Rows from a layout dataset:
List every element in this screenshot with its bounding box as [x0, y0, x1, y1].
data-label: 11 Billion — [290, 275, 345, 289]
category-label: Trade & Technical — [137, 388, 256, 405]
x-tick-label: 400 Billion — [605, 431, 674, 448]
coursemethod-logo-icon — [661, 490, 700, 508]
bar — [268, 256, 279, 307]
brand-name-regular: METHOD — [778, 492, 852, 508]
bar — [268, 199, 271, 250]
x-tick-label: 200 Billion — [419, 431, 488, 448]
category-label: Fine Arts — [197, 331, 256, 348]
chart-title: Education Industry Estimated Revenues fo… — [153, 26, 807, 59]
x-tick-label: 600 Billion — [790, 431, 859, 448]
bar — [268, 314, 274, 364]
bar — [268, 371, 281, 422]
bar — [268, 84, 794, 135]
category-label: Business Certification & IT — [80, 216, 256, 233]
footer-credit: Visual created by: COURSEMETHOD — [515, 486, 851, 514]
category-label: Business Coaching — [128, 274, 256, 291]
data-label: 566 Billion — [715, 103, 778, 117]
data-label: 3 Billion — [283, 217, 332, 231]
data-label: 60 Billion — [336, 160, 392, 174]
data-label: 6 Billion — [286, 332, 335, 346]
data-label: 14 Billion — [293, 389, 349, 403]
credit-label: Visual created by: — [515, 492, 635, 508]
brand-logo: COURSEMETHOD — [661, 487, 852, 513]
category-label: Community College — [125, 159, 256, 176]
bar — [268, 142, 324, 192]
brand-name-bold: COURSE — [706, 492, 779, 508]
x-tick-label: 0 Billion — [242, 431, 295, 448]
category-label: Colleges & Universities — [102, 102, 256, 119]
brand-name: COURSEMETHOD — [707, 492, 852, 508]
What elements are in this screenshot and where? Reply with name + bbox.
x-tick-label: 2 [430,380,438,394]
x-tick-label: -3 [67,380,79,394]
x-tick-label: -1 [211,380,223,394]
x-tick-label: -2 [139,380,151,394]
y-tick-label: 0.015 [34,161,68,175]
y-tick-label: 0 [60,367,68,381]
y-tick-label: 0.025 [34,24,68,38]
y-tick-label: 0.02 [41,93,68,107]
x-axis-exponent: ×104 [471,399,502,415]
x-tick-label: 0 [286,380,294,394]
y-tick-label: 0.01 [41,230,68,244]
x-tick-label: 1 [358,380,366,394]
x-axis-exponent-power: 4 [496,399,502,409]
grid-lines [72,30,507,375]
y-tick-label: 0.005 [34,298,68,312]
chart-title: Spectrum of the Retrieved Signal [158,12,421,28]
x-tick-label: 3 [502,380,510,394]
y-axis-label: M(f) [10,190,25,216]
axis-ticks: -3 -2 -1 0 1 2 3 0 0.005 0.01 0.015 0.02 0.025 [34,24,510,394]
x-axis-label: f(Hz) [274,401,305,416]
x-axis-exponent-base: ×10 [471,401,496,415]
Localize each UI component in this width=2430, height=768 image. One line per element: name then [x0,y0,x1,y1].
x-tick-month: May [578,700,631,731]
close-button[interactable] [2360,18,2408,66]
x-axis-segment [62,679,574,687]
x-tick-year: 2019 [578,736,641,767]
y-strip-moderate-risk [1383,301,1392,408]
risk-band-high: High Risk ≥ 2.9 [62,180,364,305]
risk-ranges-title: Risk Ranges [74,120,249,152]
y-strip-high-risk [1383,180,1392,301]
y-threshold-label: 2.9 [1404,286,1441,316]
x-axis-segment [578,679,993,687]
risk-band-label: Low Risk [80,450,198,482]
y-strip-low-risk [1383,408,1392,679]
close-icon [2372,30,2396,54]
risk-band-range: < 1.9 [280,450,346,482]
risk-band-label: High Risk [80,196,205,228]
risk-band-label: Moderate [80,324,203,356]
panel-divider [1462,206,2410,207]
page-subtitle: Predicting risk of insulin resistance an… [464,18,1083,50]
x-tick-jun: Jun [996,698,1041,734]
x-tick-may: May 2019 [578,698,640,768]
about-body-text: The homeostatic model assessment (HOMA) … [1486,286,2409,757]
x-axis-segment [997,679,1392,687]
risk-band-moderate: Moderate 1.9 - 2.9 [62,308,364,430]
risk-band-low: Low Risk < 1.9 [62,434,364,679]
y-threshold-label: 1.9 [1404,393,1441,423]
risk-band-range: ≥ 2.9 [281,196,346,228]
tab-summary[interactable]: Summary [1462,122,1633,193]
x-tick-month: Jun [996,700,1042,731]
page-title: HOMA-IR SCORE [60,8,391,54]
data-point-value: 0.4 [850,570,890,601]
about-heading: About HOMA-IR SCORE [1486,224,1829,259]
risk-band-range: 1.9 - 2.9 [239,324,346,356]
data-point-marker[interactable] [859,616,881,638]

...

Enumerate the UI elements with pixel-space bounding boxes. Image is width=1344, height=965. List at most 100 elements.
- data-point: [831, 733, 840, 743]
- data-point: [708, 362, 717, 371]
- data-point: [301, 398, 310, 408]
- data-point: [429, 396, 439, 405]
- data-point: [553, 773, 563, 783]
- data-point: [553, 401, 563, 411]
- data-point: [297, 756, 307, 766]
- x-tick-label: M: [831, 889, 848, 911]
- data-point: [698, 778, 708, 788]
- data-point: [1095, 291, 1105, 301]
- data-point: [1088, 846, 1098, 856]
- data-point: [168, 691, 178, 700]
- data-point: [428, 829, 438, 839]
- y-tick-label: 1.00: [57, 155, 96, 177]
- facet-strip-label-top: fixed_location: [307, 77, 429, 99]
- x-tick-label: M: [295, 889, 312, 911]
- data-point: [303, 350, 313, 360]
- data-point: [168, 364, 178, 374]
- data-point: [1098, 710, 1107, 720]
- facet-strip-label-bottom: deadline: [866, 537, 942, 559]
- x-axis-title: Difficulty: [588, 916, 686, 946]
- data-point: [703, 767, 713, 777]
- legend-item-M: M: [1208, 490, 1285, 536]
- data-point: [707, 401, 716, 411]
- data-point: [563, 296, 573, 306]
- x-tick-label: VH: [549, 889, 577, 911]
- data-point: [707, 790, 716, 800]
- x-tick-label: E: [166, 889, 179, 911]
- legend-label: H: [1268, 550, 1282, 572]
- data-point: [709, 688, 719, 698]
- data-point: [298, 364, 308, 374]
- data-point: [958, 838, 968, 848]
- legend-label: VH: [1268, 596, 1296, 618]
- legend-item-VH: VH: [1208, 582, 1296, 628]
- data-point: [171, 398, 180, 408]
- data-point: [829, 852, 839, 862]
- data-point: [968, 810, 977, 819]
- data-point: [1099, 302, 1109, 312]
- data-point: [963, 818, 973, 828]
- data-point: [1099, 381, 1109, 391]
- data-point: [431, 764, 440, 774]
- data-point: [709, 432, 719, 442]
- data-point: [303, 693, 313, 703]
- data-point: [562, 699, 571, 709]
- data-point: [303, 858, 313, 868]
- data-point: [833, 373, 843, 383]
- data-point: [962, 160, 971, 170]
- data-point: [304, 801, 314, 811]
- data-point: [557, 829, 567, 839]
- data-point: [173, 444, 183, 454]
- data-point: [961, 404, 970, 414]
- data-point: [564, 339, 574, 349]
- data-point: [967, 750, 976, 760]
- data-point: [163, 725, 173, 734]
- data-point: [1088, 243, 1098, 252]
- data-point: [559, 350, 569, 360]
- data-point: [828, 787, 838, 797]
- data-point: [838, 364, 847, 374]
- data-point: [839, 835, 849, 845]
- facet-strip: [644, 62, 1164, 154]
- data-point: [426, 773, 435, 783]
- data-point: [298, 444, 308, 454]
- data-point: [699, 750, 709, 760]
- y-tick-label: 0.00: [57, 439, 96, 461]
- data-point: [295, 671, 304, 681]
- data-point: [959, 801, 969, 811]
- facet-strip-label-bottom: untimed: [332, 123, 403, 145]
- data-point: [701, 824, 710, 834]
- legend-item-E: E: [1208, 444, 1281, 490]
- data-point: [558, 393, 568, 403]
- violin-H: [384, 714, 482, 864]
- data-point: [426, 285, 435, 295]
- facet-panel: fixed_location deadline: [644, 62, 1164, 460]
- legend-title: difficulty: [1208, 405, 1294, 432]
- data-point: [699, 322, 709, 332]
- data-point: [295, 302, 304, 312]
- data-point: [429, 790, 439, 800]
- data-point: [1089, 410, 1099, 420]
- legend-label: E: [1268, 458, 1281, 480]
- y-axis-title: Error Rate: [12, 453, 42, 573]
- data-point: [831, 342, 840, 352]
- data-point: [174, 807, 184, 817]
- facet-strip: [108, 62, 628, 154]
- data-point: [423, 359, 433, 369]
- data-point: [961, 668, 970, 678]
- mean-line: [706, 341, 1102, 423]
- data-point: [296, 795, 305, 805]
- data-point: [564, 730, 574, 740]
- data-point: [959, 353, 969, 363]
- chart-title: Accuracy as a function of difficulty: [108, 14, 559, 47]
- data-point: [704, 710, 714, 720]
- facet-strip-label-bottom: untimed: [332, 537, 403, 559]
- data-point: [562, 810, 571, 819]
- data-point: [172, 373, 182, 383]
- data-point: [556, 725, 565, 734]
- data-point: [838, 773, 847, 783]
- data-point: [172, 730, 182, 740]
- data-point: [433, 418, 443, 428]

Written instruction ▸ Edit the items from the line with "Enumerate the UI" to the line with "- data-point: [698, 778, 708, 788]" by changing "x-tick-label" to "x-axis-label", leaving everything else as is. Give back only those lines.

Response below ▸
Enumerate the UI elements with pixel-space bounding boxes. Image is width=1344, height=965. List at most 100 elements.
- data-point: [831, 733, 840, 743]
- data-point: [708, 362, 717, 371]
- data-point: [301, 398, 310, 408]
- data-point: [429, 396, 439, 405]
- data-point: [553, 773, 563, 783]
- data-point: [553, 401, 563, 411]
- data-point: [297, 756, 307, 766]
- x-axis-label: M: [831, 889, 848, 911]
- data-point: [698, 778, 708, 788]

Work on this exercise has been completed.